Figure contents as structured data
:::::

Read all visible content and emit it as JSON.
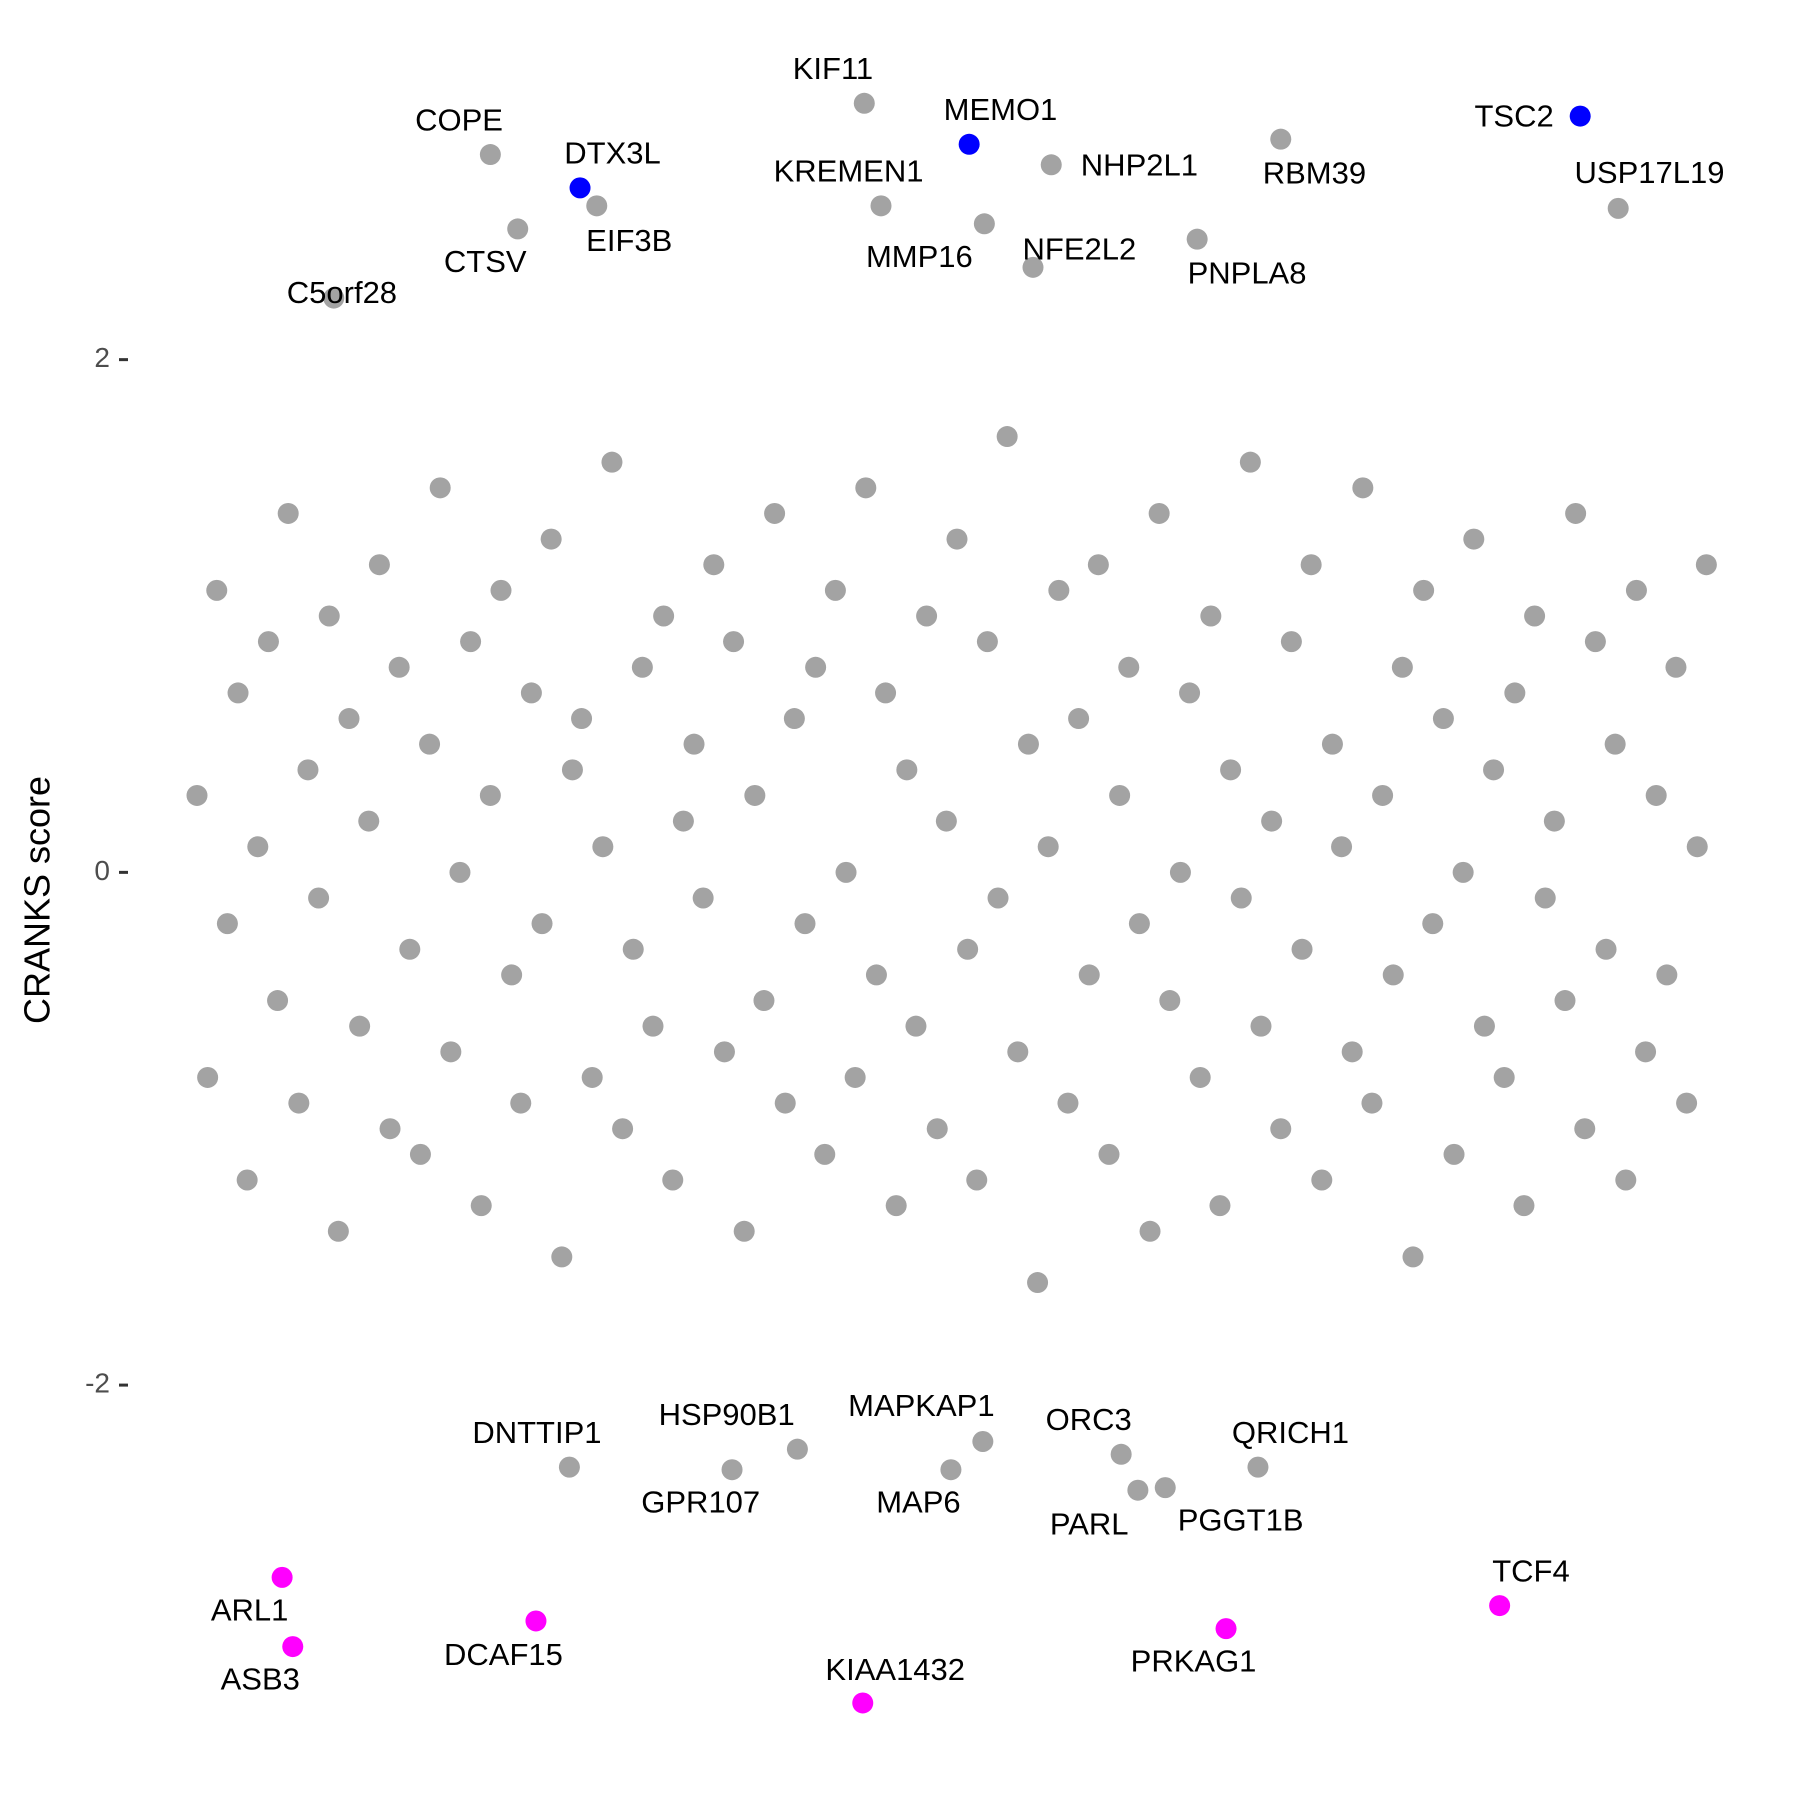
{
  "chart_data": {
    "type": "scatter",
    "y_label": "CRANKS score",
    "xlim": [
      0,
      100
    ],
    "ylim": [
      -3.4,
      3.2
    ],
    "yticks": [
      -2,
      0,
      2
    ],
    "series": [
      {
        "color": "#a3a3a3",
        "x": [
          0,
          0.7,
          1.3,
          2,
          2.7,
          3.3,
          4,
          4.7,
          5.3,
          6,
          6.7,
          7.3,
          8,
          8.7,
          9.3,
          10,
          10.7,
          11.3,
          12,
          12.7,
          13.3,
          14,
          14.7,
          15.3,
          16,
          16.7,
          17.3,
          18,
          18.7,
          19.3,
          20,
          20.7,
          21.3,
          22,
          22.7,
          23.3,
          24,
          24.7,
          25.3,
          26,
          26.7,
          27.3,
          28,
          28.7,
          29.3,
          30,
          30.7,
          31.3,
          32,
          32.7,
          33.3,
          34,
          34.7,
          35.3,
          36,
          36.7,
          37.3,
          38,
          38.7,
          39.3,
          40,
          40.7,
          41.3,
          42,
          42.7,
          43.3,
          44,
          44.7,
          45.3,
          46,
          46.7,
          47.3,
          48,
          48.7,
          49.3,
          50,
          50.7,
          51.3,
          52,
          52.7,
          53.3,
          54,
          54.7,
          55.3,
          56,
          56.7,
          57.3,
          58,
          58.7,
          59.3,
          60,
          60.7,
          61.3,
          62,
          62.7,
          63.3,
          64,
          64.7,
          65.3,
          66,
          66.7,
          67.3,
          68,
          68.7,
          69.3,
          70,
          70.7,
          71.3,
          72,
          72.7,
          73.3,
          74,
          74.7,
          75.3,
          76,
          76.7,
          77.3,
          78,
          78.7,
          79.3,
          80,
          80.7,
          81.3,
          82,
          82.7,
          83.3,
          84,
          84.7,
          85.3,
          86,
          86.7,
          87.3,
          88,
          88.7,
          89.3,
          90,
          90.7,
          91.3,
          92,
          92.7,
          93.3,
          94,
          94.7,
          95.3,
          96,
          96.7,
          97.3,
          98,
          98.7,
          99.3
        ],
        "y": [
          0.3,
          -0.8,
          1.1,
          -0.2,
          0.7,
          -1.2,
          0.1,
          0.9,
          -0.5,
          1.4,
          -0.9,
          0.4,
          -0.1,
          1.0,
          -1.4,
          0.6,
          -0.6,
          0.2,
          1.2,
          -1.0,
          0.8,
          -0.3,
          -1.1,
          0.5,
          1.5,
          -0.7,
          0.0,
          0.9,
          -1.3,
          0.3,
          1.1,
          -0.4,
          -0.9,
          0.7,
          -0.2,
          1.3,
          -1.5,
          0.4,
          0.6,
          -0.8,
          0.1,
          1.6,
          -1.0,
          -0.3,
          0.8,
          -0.6,
          1.0,
          -1.2,
          0.2,
          0.5,
          -0.1,
          1.2,
          -0.7,
          0.9,
          -1.4,
          0.3,
          -0.5,
          1.4,
          -0.9,
          0.6,
          -0.2,
          0.8,
          -1.1,
          1.1,
          0.0,
          -0.8,
          1.5,
          -0.4,
          0.7,
          -1.3,
          0.4,
          -0.6,
          1.0,
          -1.0,
          0.2,
          1.3,
          -0.3,
          -1.2,
          0.9,
          -0.1,
          1.7,
          -0.7,
          0.5,
          -1.6,
          0.1,
          1.1,
          -0.9,
          0.6,
          -0.4,
          1.2,
          -1.1,
          0.3,
          0.8,
          -0.2,
          -1.4,
          1.4,
          -0.5,
          0.0,
          0.7,
          -0.8,
          1.0,
          -1.3,
          0.4,
          -0.1,
          1.6,
          -0.6,
          0.2,
          -1.0,
          0.9,
          -0.3,
          1.2,
          -1.2,
          0.5,
          0.1,
          -0.7,
          1.5,
          -0.9,
          0.3,
          -0.4,
          0.8,
          -1.5,
          1.1,
          -0.2,
          0.6,
          -1.1,
          0.0,
          1.3,
          -0.6,
          0.4,
          -0.8,
          0.7,
          -1.3,
          1.0,
          -0.1,
          0.2,
          -0.5,
          1.4,
          -1.0,
          0.9,
          -0.3,
          0.5,
          -1.2,
          1.1,
          -0.7,
          0.3,
          -0.4,
          0.8,
          -0.9,
          0.1,
          1.2
        ]
      }
    ],
    "labeled_points": [
      {
        "label": "KIF11",
        "x": 43.9,
        "y": 3.0,
        "color": "#a3a3a3"
      },
      {
        "label": "COPE",
        "x": 19.3,
        "y": 2.8,
        "color": "#a3a3a3"
      },
      {
        "label": "DTX3L",
        "x": 25.2,
        "y": 2.67,
        "color": "#0000ff"
      },
      {
        "label": "EIF3B",
        "x": 26.3,
        "y": 2.6,
        "color": "#a3a3a3"
      },
      {
        "label": "MEMO1",
        "x": 50.8,
        "y": 2.84,
        "color": "#0000ff"
      },
      {
        "label": "KREMEN1",
        "x": 45.0,
        "y": 2.6,
        "color": "#a3a3a3"
      },
      {
        "label": "NHP2L1",
        "x": 56.2,
        "y": 2.76,
        "color": "#a3a3a3"
      },
      {
        "label": "MMP16",
        "x": 51.8,
        "y": 2.53,
        "color": "#a3a3a3"
      },
      {
        "label": "NFE2L2",
        "x": 55.0,
        "y": 2.36,
        "color": "#a3a3a3"
      },
      {
        "label": "RBM39",
        "x": 71.3,
        "y": 2.86,
        "color": "#a3a3a3"
      },
      {
        "label": "TSC2",
        "x": 91.0,
        "y": 2.95,
        "color": "#0000ff"
      },
      {
        "label": "USP17L19",
        "x": 93.5,
        "y": 2.59,
        "color": "#a3a3a3"
      },
      {
        "label": "PNPLA8",
        "x": 65.8,
        "y": 2.47,
        "color": "#a3a3a3"
      },
      {
        "label": "CTSV",
        "x": 21.1,
        "y": 2.51,
        "color": "#a3a3a3"
      },
      {
        "label": "C5orf28",
        "x": 9.0,
        "y": 2.24,
        "color": "#a3a3a3"
      },
      {
        "label": "DNTTIP1",
        "x": 24.5,
        "y": -2.32,
        "color": "#a3a3a3"
      },
      {
        "label": "HSP90B1",
        "x": 39.5,
        "y": -2.25,
        "color": "#a3a3a3"
      },
      {
        "label": "GPR107",
        "x": 35.2,
        "y": -2.33,
        "color": "#a3a3a3"
      },
      {
        "label": "MAPKAP1",
        "x": 51.7,
        "y": -2.22,
        "color": "#a3a3a3"
      },
      {
        "label": "MAP6",
        "x": 49.6,
        "y": -2.33,
        "color": "#a3a3a3"
      },
      {
        "label": "ORC3",
        "x": 60.8,
        "y": -2.27,
        "color": "#a3a3a3"
      },
      {
        "label": "PARL",
        "x": 61.9,
        "y": -2.41,
        "color": "#a3a3a3"
      },
      {
        "label": "PGGT1B",
        "x": 63.7,
        "y": -2.4,
        "color": "#a3a3a3"
      },
      {
        "label": "QRICH1",
        "x": 69.8,
        "y": -2.32,
        "color": "#a3a3a3"
      },
      {
        "label": "ARL1",
        "x": 5.6,
        "y": -2.75,
        "color": "#ff00ff"
      },
      {
        "label": "ASB3",
        "x": 6.3,
        "y": -3.02,
        "color": "#ff00ff"
      },
      {
        "label": "DCAF15",
        "x": 22.3,
        "y": -2.92,
        "color": "#ff00ff"
      },
      {
        "label": "KIAA1432",
        "x": 43.8,
        "y": -3.24,
        "color": "#ff00ff"
      },
      {
        "label": "PRKAG1",
        "x": 67.7,
        "y": -2.95,
        "color": "#ff00ff"
      },
      {
        "label": "TCF4",
        "x": 85.7,
        "y": -2.86,
        "color": "#ff00ff"
      }
    ]
  }
}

:::::

**WORK TO COMPLETE:** Transcribe the whole listing exactly. Pictures stay out of your copy.

**FINAL RESULT:**
Read all visible content and emit it as JSON.
{
  "chart_data": {
    "type": "scatter",
    "y_label": "CRANKS score",
    "xlim": [
      0,
      100
    ],
    "ylim": [
      -3.4,
      3.2
    ],
    "yticks": [
      -2,
      0,
      2
    ],
    "series": [
      {
        "color": "#a3a3a3",
        "x": [
          0,
          0.7,
          1.3,
          2,
          2.7,
          3.3,
          4,
          4.7,
          5.3,
          6,
          6.7,
          7.3,
          8,
          8.7,
          9.3,
          10,
          10.7,
          11.3,
          12,
          12.7,
          13.3,
          14,
          14.7,
          15.3,
          16,
          16.7,
          17.3,
          18,
          18.7,
          19.3,
          20,
          20.7,
          21.3,
          22,
          22.7,
          23.3,
          24,
          24.7,
          25.3,
          26,
          26.7,
          27.3,
          28,
          28.7,
          29.3,
          30,
          30.7,
          31.3,
          32,
          32.7,
          33.3,
          34,
          34.7,
          35.3,
          36,
          36.7,
          37.3,
          38,
          38.7,
          39.3,
          40,
          40.7,
          41.3,
          42,
          42.7,
          43.3,
          44,
          44.7,
          45.3,
          46,
          46.7,
          47.3,
          48,
          48.7,
          49.3,
          50,
          50.7,
          51.3,
          52,
          52.7,
          53.3,
          54,
          54.7,
          55.3,
          56,
          56.7,
          57.3,
          58,
          58.7,
          59.3,
          60,
          60.7,
          61.3,
          62,
          62.7,
          63.3,
          64,
          64.7,
          65.3,
          66,
          66.7,
          67.3,
          68,
          68.7,
          69.3,
          70,
          70.7,
          71.3,
          72,
          72.7,
          73.3,
          74,
          74.7,
          75.3,
          76,
          76.7,
          77.3,
          78,
          78.7,
          79.3,
          80,
          80.7,
          81.3,
          82,
          82.7,
          83.3,
          84,
          84.7,
          85.3,
          86,
          86.7,
          87.3,
          88,
          88.7,
          89.3,
          90,
          90.7,
          91.3,
          92,
          92.7,
          93.3,
          94,
          94.7,
          95.3,
          96,
          96.7,
          97.3,
          98,
          98.7,
          99.3
        ],
        "y": [
          0.3,
          -0.8,
          1.1,
          -0.2,
          0.7,
          -1.2,
          0.1,
          0.9,
          -0.5,
          1.4,
          -0.9,
          0.4,
          -0.1,
          1.0,
          -1.4,
          0.6,
          -0.6,
          0.2,
          1.2,
          -1.0,
          0.8,
          -0.3,
          -1.1,
          0.5,
          1.5,
          -0.7,
          0.0,
          0.9,
          -1.3,
          0.3,
          1.1,
          -0.4,
          -0.9,
          0.7,
          -0.2,
          1.3,
          -1.5,
          0.4,
          0.6,
          -0.8,
          0.1,
          1.6,
          -1.0,
          -0.3,
          0.8,
          -0.6,
          1.0,
          -1.2,
          0.2,
          0.5,
          -0.1,
          1.2,
          -0.7,
          0.9,
          -1.4,
          0.3,
          -0.5,
          1.4,
          -0.9,
          0.6,
          -0.2,
          0.8,
          -1.1,
          1.1,
          0.0,
          -0.8,
          1.5,
          -0.4,
          0.7,
          -1.3,
          0.4,
          -0.6,
          1.0,
          -1.0,
          0.2,
          1.3,
          -0.3,
          -1.2,
          0.9,
          -0.1,
          1.7,
          -0.7,
          0.5,
          -1.6,
          0.1,
          1.1,
          -0.9,
          0.6,
          -0.4,
          1.2,
          -1.1,
          0.3,
          0.8,
          -0.2,
          -1.4,
          1.4,
          -0.5,
          0.0,
          0.7,
          -0.8,
          1.0,
          -1.3,
          0.4,
          -0.1,
          1.6,
          -0.6,
          0.2,
          -1.0,
          0.9,
          -0.3,
          1.2,
          -1.2,
          0.5,
          0.1,
          -0.7,
          1.5,
          -0.9,
          0.3,
          -0.4,
          0.8,
          -1.5,
          1.1,
          -0.2,
          0.6,
          -1.1,
          0.0,
          1.3,
          -0.6,
          0.4,
          -0.8,
          0.7,
          -1.3,
          1.0,
          -0.1,
          0.2,
          -0.5,
          1.4,
          -1.0,
          0.9,
          -0.3,
          0.5,
          -1.2,
          1.1,
          -0.7,
          0.3,
          -0.4,
          0.8,
          -0.9,
          0.1,
          1.2
        ]
      }
    ],
    "labeled_points": [
      {
        "label": "KIF11",
        "x": 43.9,
        "y": 3.0,
        "color": "#a3a3a3"
      },
      {
        "label": "COPE",
        "x": 19.3,
        "y": 2.8,
        "color": "#a3a3a3"
      },
      {
        "label": "DTX3L",
        "x": 25.2,
        "y": 2.67,
        "color": "#0000ff"
      },
      {
        "label": "EIF3B",
        "x": 26.3,
        "y": 2.6,
        "color": "#a3a3a3"
      },
      {
        "label": "MEMO1",
        "x": 50.8,
        "y": 2.84,
        "color": "#0000ff"
      },
      {
        "label": "KREMEN1",
        "x": 45.0,
        "y": 2.6,
        "color": "#a3a3a3"
      },
      {
        "label": "NHP2L1",
        "x": 56.2,
        "y": 2.76,
        "color": "#a3a3a3"
      },
      {
        "label": "MMP16",
        "x": 51.8,
        "y": 2.53,
        "color": "#a3a3a3"
      },
      {
        "label": "NFE2L2",
        "x": 55.0,
        "y": 2.36,
        "color": "#a3a3a3"
      },
      {
        "label": "RBM39",
        "x": 71.3,
        "y": 2.86,
        "color": "#a3a3a3"
      },
      {
        "label": "TSC2",
        "x": 91.0,
        "y": 2.95,
        "color": "#0000ff"
      },
      {
        "label": "USP17L19",
        "x": 93.5,
        "y": 2.59,
        "color": "#a3a3a3"
      },
      {
        "label": "PNPLA8",
        "x": 65.8,
        "y": 2.47,
        "color": "#a3a3a3"
      },
      {
        "label": "CTSV",
        "x": 21.1,
        "y": 2.51,
        "color": "#a3a3a3"
      },
      {
        "label": "C5orf28",
        "x": 9.0,
        "y": 2.24,
        "color": "#a3a3a3"
      },
      {
        "label": "DNTTIP1",
        "x": 24.5,
        "y": -2.32,
        "color": "#a3a3a3"
      },
      {
        "label": "HSP90B1",
        "x": 39.5,
        "y": -2.25,
        "color": "#a3a3a3"
      },
      {
        "label": "GPR107",
        "x": 35.2,
        "y": -2.33,
        "color": "#a3a3a3"
      },
      {
        "label": "MAPKAP1",
        "x": 51.7,
        "y": -2.22,
        "color": "#a3a3a3"
      },
      {
        "label": "MAP6",
        "x": 49.6,
        "y": -2.33,
        "color": "#a3a3a3"
      },
      {
        "label": "ORC3",
        "x": 60.8,
        "y": -2.27,
        "color": "#a3a3a3"
      },
      {
        "label": "PARL",
        "x": 61.9,
        "y": -2.41,
        "color": "#a3a3a3"
      },
      {
        "label": "PGGT1B",
        "x": 63.7,
        "y": -2.4,
        "color": "#a3a3a3"
      },
      {
        "label": "QRICH1",
        "x": 69.8,
        "y": -2.32,
        "color": "#a3a3a3"
      },
      {
        "label": "ARL1",
        "x": 5.6,
        "y": -2.75,
        "color": "#ff00ff"
      },
      {
        "label": "ASB3",
        "x": 6.3,
        "y": -3.02,
        "color": "#ff00ff"
      },
      {
        "label": "DCAF15",
        "x": 22.3,
        "y": -2.92,
        "color": "#ff00ff"
      },
      {
        "label": "KIAA1432",
        "x": 43.8,
        "y": -3.24,
        "color": "#ff00ff"
      },
      {
        "label": "PRKAG1",
        "x": 67.7,
        "y": -2.95,
        "color": "#ff00ff"
      },
      {
        "label": "TCF4",
        "x": 85.7,
        "y": -2.86,
        "color": "#ff00ff"
      }
    ]
  }
}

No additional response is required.